---------- Text extract
Is it now blocked? Yes, indeed.

User-Agent: IndeedBot
Disallow: /

BrowserMatch IndeedBot bad_agent

The above is the exact equivalent of putting up a No Admittance sign ... and deadbolting the door.

[edited by: keyplyr at 1:58 am (utc) on Jul 23, 2018]
[edit reason] merger clean-up [/edit]

keyplyr

8:10 pm on Jul 22, 2018 (gmt 0)

You might consider just blocking that Server Farm range...

Host: uk2group.com
107.182.224.0 - 107.182.239.255
107.182.224.0/20

TorontoBoy

8:14 pm on Jul 22, 2018 (gmt 0)

A 1000 request scrape is a really thorough and deep scrape. If servers had feeling that would hurt.

lucy24

9:09 pm on Jul 22, 2018 (gmt 0)

If servers had feeling that would hurt.

Yes, I was just saying the other day somewhere hereabouts that it's been a long, long time since I sustained a really comprehensive hit. Evidently someone Down There was listening.

It's because they came in with fully humanoid headers. In fact I think one of them is in a form that I formerly blocked, but gave it up because it's common with mobiles too. And yeah, Firefox/38 is a bit sketchy, but humans do weird things.

The 1000-odd requests spanned about 8 minutes, which works out to about 2 requests per second--not an inherently outrageous pace.

:: detour to pore over headers ::

Hurrah, I think I've found something blockable.

Server Farm range

There may be a bit of subletting going on. I found a stray possibly-human image request. Then again, it could have been a robot testing the waters. (If so, it never came back.)

- - -

[edited by: keyplyr at 12:08 am (utc) on Jul 23, 2018]
[edit reason] fix typo requested by poster [/edit]

not2easy

10:49 pm on Jul 22, 2018 (gmt 0)
--------------------
* **What needs to be done**: List every time of day in the forum thread about blocking IndeedBot that is followed by "(gmt 0)".
---------- Entries supplied
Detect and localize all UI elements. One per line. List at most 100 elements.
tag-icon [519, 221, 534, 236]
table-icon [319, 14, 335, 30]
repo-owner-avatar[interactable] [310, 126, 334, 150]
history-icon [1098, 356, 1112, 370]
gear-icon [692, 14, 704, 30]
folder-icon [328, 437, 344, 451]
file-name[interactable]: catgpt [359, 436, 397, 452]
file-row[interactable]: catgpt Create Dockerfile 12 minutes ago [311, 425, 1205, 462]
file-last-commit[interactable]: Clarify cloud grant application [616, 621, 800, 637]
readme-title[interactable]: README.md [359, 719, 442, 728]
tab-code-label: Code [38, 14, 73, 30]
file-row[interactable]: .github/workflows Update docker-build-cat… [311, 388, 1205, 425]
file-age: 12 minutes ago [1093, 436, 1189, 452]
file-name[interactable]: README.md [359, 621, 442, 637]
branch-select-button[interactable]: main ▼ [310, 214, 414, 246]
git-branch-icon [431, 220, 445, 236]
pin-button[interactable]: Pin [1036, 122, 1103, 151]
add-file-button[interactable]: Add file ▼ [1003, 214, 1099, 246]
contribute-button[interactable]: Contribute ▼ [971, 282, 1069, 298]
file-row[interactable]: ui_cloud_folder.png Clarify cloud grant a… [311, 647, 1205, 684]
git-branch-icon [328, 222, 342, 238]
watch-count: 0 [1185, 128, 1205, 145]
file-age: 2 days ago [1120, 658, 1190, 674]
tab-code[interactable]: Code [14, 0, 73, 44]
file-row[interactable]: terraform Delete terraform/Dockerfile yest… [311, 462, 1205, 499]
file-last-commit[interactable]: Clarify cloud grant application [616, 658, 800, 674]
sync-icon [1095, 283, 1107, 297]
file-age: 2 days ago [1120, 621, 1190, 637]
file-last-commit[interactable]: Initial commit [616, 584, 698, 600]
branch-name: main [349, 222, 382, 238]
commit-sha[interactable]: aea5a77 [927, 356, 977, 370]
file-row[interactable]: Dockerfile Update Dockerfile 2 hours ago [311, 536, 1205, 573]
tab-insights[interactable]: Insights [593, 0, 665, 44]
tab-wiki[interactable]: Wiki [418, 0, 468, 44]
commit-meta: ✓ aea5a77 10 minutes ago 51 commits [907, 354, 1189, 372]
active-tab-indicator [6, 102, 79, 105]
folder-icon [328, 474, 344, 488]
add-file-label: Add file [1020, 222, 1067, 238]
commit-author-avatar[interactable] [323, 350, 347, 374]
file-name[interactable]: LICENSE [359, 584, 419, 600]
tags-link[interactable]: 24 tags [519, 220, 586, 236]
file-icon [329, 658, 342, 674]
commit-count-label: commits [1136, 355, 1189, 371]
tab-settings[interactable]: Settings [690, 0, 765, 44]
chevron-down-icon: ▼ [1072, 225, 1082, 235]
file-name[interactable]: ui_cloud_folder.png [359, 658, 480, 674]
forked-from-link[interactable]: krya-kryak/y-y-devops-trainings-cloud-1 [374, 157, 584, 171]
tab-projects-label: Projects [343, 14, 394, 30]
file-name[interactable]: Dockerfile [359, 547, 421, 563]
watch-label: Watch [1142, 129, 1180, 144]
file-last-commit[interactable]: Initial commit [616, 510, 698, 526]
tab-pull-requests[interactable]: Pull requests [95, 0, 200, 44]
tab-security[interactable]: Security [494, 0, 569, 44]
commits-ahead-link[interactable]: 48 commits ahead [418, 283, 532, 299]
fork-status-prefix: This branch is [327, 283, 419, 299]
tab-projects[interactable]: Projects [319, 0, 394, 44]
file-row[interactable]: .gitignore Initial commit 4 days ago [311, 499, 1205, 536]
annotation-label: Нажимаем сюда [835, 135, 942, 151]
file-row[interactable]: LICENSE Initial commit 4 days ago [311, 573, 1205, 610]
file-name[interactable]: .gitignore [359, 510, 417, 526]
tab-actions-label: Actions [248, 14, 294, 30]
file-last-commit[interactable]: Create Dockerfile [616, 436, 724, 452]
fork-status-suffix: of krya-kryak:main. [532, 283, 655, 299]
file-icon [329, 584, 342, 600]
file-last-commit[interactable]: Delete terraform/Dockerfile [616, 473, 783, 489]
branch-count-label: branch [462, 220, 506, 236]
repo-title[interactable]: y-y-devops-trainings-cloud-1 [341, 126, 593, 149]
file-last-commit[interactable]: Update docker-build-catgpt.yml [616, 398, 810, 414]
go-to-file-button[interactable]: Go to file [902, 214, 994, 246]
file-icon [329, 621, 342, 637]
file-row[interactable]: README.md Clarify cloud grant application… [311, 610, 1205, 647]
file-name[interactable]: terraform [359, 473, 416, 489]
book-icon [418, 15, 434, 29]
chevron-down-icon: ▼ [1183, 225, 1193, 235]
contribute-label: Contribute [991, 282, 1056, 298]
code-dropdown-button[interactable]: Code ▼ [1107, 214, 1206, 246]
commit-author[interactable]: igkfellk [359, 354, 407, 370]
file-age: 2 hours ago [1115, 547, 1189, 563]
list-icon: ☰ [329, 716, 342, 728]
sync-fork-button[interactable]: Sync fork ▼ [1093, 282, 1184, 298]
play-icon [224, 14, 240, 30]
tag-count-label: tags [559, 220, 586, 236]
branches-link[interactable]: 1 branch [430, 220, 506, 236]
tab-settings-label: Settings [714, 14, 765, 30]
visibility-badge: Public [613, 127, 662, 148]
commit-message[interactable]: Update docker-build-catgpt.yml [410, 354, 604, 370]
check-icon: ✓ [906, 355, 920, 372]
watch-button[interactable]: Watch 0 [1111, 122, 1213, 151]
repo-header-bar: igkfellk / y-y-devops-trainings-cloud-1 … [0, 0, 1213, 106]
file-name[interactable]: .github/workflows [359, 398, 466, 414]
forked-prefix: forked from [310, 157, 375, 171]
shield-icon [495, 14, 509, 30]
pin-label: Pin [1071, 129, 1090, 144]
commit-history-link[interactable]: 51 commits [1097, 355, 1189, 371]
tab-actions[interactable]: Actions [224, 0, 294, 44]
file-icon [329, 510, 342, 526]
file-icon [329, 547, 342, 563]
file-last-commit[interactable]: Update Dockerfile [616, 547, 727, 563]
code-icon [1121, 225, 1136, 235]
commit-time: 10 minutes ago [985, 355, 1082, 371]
--------------------
* **Full response**: 8:10 pm, 8:14 pm, 9:09 pm, 10:49 pm